Repeat every line below exactly as it reads.

*** SUPPLIED RECORDS ***

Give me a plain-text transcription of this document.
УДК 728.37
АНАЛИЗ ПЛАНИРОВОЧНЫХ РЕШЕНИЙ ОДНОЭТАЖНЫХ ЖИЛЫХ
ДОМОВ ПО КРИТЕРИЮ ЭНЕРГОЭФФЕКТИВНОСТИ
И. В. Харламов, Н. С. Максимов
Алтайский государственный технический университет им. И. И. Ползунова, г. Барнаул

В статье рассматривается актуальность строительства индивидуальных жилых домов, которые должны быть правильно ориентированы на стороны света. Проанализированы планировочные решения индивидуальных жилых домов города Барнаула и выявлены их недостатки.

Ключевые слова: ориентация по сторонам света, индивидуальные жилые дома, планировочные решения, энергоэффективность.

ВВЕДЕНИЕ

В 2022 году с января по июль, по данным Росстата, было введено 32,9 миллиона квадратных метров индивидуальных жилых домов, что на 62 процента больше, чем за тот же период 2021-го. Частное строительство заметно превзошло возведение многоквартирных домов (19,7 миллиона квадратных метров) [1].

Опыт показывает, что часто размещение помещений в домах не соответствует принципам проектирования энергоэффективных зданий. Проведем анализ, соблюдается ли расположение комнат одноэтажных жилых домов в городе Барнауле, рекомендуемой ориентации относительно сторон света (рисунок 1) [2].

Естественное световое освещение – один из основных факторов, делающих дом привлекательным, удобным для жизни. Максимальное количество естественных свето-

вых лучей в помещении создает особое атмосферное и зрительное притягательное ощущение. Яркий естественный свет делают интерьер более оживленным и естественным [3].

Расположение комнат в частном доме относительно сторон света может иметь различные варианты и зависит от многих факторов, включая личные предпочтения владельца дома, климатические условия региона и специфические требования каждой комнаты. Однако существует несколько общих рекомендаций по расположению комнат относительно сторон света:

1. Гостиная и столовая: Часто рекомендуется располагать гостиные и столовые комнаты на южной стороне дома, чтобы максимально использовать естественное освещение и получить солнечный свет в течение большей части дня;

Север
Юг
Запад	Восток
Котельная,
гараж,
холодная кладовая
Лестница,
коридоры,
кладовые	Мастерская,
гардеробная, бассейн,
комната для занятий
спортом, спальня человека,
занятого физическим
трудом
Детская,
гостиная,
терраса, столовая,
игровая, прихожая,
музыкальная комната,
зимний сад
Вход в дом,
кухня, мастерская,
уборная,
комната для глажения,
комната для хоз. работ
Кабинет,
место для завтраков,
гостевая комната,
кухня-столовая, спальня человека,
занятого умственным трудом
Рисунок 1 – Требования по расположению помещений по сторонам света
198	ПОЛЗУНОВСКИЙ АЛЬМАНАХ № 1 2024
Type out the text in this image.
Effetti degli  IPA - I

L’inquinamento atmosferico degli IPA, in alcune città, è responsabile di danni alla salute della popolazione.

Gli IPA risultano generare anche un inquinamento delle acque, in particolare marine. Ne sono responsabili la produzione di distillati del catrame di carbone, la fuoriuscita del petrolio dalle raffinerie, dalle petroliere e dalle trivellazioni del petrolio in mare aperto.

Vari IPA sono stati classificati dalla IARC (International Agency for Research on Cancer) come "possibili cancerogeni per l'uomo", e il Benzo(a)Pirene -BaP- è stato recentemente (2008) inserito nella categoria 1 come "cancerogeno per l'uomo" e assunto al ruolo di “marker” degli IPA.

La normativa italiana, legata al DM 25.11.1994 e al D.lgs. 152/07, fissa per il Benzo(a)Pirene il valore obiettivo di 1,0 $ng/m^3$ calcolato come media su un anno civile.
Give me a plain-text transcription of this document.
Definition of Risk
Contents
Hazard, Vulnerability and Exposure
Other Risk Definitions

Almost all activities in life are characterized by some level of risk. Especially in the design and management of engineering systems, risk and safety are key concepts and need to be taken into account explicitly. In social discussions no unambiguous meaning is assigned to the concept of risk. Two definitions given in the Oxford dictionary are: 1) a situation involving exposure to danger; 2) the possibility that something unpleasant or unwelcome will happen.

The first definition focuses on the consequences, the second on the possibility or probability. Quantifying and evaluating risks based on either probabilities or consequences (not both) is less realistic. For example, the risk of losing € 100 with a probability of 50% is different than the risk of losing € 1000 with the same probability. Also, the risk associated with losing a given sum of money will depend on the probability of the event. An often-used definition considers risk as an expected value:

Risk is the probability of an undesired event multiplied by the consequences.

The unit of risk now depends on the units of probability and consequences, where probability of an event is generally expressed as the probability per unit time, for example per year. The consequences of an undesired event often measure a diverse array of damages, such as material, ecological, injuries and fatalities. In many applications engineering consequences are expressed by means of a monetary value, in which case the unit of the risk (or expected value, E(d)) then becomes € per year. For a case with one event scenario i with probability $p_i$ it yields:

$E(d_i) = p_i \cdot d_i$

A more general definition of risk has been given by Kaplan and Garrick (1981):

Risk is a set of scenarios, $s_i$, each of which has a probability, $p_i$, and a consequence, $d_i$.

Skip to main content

***

[OUTPUT]
Give me a plain-text transcription of this document.
УДК 728.37
АНАЛИЗ ПЛАНИРОВОЧНЫХ РЕШЕНИЙ ОДНОЭТАЖНЫХ ЖИЛЫХ
ДОМОВ ПО КРИТЕРИЮ ЭНЕРГОЭФФЕКТИВНОСТИ
И. В. Харламов, Н. С. Максимов
Алтайский государственный технический университет им. И. И. Ползунова, г. Барнаул

В статье рассматривается актуальность строительства индивидуальных жилых домов, которые должны быть правильно ориентированы на стороны света. Проанализированы планировочные решения индивидуальных жилых домов города Барнаула и выявлены их недостатки.

Ключевые слова: ориентация по сторонам света, индивидуальные жилые дома, планировочные решения, энергоэффективность.

ВВЕДЕНИЕ

В 2022 году с января по июль, по данным Росстата, было введено 32,9 миллиона квадратных метров индивидуальных жилых домов, что на 62 процента больше, чем за тот же период 2021-го. Частное строительство заметно превзошло возведение многоквартирных домов (19,7 миллиона квадратных метров) [1].

Опыт показывает, что часто размещение помещений в домах не соответствует принципам проектирования энергоэффективных зданий. Проведем анализ, соблюдается ли расположение комнат одноэтажных жилых домов в городе Барнауле, рекомендуемой ориентации относительно сторон света (рисунок 1) [2].

Естественное световое освещение – один из основных факторов, делающих дом привлекательным, удобным для жизни. Максимальное количество естественных свето-

вых лучей в помещении создает особое атмосферное и зрительное притягательное ощущение. Яркий естественный свет делают интерьер более оживленным и естественным [3].

Расположение комнат в частном доме относительно сторон света может иметь различные варианты и зависит от многих факторов, включая личные предпочтения владельца дома, климатические условия региона и специфические требования каждой комнаты. Однако существует несколько общих рекомендаций по расположению комнат относительно сторон света:

1. Гостиная и столовая: Часто рекомендуется располагать гостиные и столовые комнаты на южной стороне дома, чтобы максимально использовать естественное освещение и получить солнечный свет в течение большей части дня;

Север
Юг
Запад	Восток
Котельная,
гараж,
холодная кладовая
Лестница,
коридоры,
кладовые	Мастерская,
гардеробная, бассейн,
комната для занятий
спортом, спальня человека,
занятого физическим
трудом
Детская,
гостиная,
терраса, столовая,
игровая, прихожая,
музыкальная комната,
зимний сад
Вход в дом,
кухня, мастерская,
уборная,
комната для глажения,
комната для хоз. работ
Кабинет,
место для завтраков,
гостевая комната,
кухня-столовая, спальня человека,
занятого умственным трудом
Рисунок 1 – Требования по расположению помещений по сторонам света
198	ПОЛЗУНОВСКИЙ АЛЬМАНАХ № 1 2024
Type out the text in this image.
Effetti degli  IPA - I

L’inquinamento atmosferico degli IPA, in alcune città, è responsabile di danni alla salute della popolazione.

Gli IPA risultano generare anche un inquinamento delle acque, in particolare marine. Ne sono responsabili la produzione di distillati del catrame di carbone, la fuoriuscita del petrolio dalle raffinerie, dalle petroliere e dalle trivellazioni del petrolio in mare aperto.

Vari IPA sono stati classificati dalla IARC (International Agency for Research on Cancer) come "possibili cancerogeni per l'uomo", e il Benzo(a)Pirene -BaP- è stato recentemente (2008) inserito nella categoria 1 come "cancerogeno per l'uomo" e assunto al ruolo di “marker” degli IPA.

La normativa italiana, legata al DM 25.11.1994 e al D.lgs. 152/07, fissa per il Benzo(a)Pirene il valore obiettivo di 1,0 $ng/m^3$ calcolato come media su un anno civile.
Give me a plain-text transcription of this document.
Definition of Risk
Contents
Hazard, Vulnerability and Exposure
Other Risk Definitions

Almost all activities in life are characterized by some level of risk. Especially in the design and management of engineering systems, risk and safety are key concepts and need to be taken into account explicitly. In social discussions no unambiguous meaning is assigned to the concept of risk. Two definitions given in the Oxford dictionary are: 1) a situation involving exposure to danger; 2) the possibility that something unpleasant or unwelcome will happen.

The first definition focuses on the consequences, the second on the possibility or probability. Quantifying and evaluating risks based on either probabilities or consequences (not both) is less realistic. For example, the risk of losing € 100 with a probability of 50% is different than the risk of losing € 1000 with the same probability. Also, the risk associated with losing a given sum of money will depend on the probability of the event. An often-used definition considers risk as an expected value:

Risk is the probability of an undesired event multiplied by the consequences.

The unit of risk now depends on the units of probability and consequences, where probability of an event is generally expressed as the probability per unit time, for example per year. The consequences of an undesired event often measure a diverse array of damages, such as material, ecological, injuries and fatalities. In many applications engineering consequences are expressed by means of a monetary value, in which case the unit of the risk (or expected value, E(d)) then becomes € per year. For a case with one event scenario i with probability $p_i$ it yields:

$E(d_i) = p_i \cdot d_i$

A more general definition of risk has been given by Kaplan and Garrick (1981):

Risk is a set of scenarios, $s_i$, each of which has a probability, $p_i$, and a consequence, $d_i$.

Skip to main content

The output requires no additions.